EXERCISE DESCRIPTION:
Only a number is wanted: how many lines in these records contain the word "color"?

-.-.-

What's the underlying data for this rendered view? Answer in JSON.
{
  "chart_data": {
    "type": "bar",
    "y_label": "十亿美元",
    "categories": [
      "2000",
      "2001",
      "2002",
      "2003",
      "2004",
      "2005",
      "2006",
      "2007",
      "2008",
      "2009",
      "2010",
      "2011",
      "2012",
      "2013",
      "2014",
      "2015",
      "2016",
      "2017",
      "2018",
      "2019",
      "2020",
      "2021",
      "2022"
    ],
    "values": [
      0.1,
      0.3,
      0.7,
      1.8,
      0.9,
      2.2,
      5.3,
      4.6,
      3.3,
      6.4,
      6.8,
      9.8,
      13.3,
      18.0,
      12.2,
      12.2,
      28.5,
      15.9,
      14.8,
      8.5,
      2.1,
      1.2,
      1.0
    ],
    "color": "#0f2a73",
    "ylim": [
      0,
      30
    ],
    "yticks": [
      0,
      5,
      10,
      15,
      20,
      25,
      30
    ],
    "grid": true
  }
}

-.-.-

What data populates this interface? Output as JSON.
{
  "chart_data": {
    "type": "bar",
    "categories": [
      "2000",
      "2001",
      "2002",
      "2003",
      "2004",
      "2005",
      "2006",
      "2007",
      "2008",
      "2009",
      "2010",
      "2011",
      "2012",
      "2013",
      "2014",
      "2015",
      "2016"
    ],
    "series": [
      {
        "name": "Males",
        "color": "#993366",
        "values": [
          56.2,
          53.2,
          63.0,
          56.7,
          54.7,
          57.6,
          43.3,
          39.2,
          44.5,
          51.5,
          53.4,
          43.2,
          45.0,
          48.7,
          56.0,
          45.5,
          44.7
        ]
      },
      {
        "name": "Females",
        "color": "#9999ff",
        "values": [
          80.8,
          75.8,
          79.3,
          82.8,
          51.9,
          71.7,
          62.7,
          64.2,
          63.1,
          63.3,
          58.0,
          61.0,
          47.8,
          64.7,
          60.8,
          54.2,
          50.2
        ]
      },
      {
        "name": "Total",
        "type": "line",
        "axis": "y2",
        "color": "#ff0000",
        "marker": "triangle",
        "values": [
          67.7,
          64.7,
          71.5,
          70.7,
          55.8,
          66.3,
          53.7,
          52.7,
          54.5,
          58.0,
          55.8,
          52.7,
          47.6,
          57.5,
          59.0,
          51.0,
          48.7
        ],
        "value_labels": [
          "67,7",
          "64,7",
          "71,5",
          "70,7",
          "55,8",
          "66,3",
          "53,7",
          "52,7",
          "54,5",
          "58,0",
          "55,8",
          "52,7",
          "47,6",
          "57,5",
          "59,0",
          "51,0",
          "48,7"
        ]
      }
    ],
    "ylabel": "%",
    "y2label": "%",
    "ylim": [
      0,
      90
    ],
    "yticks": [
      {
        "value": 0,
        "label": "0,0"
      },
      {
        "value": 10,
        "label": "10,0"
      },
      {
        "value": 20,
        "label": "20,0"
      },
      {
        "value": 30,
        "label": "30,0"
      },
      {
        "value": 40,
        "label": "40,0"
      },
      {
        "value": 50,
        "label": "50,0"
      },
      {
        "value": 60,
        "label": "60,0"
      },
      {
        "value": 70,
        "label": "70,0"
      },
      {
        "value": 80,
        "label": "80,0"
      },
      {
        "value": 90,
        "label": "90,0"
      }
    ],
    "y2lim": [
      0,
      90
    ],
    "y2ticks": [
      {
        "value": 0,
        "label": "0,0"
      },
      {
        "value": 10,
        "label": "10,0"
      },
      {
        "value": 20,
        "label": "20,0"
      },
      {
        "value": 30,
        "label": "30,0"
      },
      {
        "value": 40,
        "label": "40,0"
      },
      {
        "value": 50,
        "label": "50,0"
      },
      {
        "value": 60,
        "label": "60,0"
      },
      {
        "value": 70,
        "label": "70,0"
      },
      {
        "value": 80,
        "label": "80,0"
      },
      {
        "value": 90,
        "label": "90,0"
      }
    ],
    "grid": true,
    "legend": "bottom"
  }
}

-.-.-

THE OUTPUT:
4